╭──
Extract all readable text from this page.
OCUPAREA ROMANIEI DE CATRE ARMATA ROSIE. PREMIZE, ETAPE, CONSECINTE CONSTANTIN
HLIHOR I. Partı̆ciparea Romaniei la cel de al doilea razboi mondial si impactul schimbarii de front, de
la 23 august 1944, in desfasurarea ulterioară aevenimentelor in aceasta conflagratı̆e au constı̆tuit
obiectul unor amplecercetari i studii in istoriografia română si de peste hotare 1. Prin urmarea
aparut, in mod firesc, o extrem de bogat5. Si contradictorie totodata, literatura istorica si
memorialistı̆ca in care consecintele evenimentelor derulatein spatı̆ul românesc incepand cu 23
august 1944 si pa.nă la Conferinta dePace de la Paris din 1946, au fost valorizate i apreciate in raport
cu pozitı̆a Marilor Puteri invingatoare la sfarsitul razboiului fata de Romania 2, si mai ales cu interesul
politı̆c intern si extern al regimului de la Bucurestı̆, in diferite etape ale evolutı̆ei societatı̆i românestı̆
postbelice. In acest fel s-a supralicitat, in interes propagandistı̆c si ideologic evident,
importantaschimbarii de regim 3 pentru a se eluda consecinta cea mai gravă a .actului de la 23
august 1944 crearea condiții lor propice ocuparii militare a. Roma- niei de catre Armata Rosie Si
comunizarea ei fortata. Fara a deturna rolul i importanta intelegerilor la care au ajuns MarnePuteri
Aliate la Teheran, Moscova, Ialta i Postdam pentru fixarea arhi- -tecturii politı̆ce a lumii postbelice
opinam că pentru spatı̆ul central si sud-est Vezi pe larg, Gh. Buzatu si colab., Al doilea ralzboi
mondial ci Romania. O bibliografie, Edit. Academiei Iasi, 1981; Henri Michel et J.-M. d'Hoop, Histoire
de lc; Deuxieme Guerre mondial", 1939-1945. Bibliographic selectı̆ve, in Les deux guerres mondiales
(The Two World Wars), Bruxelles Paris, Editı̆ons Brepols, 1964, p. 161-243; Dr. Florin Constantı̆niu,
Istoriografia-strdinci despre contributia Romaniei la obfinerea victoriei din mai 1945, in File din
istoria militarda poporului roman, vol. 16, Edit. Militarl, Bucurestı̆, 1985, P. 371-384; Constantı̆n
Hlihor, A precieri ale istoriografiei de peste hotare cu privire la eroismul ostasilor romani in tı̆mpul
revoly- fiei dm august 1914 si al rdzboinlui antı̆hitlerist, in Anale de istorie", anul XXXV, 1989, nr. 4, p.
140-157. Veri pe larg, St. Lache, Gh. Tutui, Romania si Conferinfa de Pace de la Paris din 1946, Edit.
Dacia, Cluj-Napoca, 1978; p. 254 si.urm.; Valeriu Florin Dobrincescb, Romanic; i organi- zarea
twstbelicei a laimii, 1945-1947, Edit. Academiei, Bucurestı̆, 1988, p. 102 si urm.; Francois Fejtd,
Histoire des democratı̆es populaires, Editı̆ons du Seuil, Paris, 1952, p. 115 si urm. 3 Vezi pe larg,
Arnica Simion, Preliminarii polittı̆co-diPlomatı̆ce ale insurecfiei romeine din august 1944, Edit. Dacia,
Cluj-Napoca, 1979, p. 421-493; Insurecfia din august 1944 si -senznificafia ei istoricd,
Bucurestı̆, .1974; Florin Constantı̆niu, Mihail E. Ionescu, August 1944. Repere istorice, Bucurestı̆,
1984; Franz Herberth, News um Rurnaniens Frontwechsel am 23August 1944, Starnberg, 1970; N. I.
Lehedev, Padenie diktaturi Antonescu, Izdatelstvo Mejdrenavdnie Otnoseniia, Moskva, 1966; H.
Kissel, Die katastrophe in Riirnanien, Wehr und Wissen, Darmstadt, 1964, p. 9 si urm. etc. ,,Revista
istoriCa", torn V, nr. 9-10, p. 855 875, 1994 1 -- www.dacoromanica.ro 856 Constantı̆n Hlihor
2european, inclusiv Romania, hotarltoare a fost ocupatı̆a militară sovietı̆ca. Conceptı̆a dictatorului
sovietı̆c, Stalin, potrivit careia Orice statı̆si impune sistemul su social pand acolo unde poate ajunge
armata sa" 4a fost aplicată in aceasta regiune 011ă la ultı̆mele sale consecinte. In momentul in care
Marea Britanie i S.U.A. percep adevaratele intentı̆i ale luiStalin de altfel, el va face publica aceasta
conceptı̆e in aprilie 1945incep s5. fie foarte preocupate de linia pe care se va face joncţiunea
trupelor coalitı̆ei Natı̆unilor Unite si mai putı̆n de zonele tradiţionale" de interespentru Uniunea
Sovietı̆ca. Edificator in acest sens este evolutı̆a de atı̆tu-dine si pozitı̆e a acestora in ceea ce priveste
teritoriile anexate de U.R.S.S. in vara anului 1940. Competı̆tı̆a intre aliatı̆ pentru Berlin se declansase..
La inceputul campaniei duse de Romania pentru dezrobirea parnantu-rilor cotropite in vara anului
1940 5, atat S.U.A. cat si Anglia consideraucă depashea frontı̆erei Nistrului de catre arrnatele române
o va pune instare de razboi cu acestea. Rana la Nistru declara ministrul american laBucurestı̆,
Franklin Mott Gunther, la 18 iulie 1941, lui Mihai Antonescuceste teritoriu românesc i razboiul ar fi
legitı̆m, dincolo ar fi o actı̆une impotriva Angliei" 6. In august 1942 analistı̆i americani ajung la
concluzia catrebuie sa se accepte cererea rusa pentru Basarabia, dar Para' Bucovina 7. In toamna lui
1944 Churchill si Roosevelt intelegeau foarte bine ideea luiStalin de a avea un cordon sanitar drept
╰──
Task description: Scan the material above and determine how many lines include the word "spatı"; report only the number.

Exercise solution: 2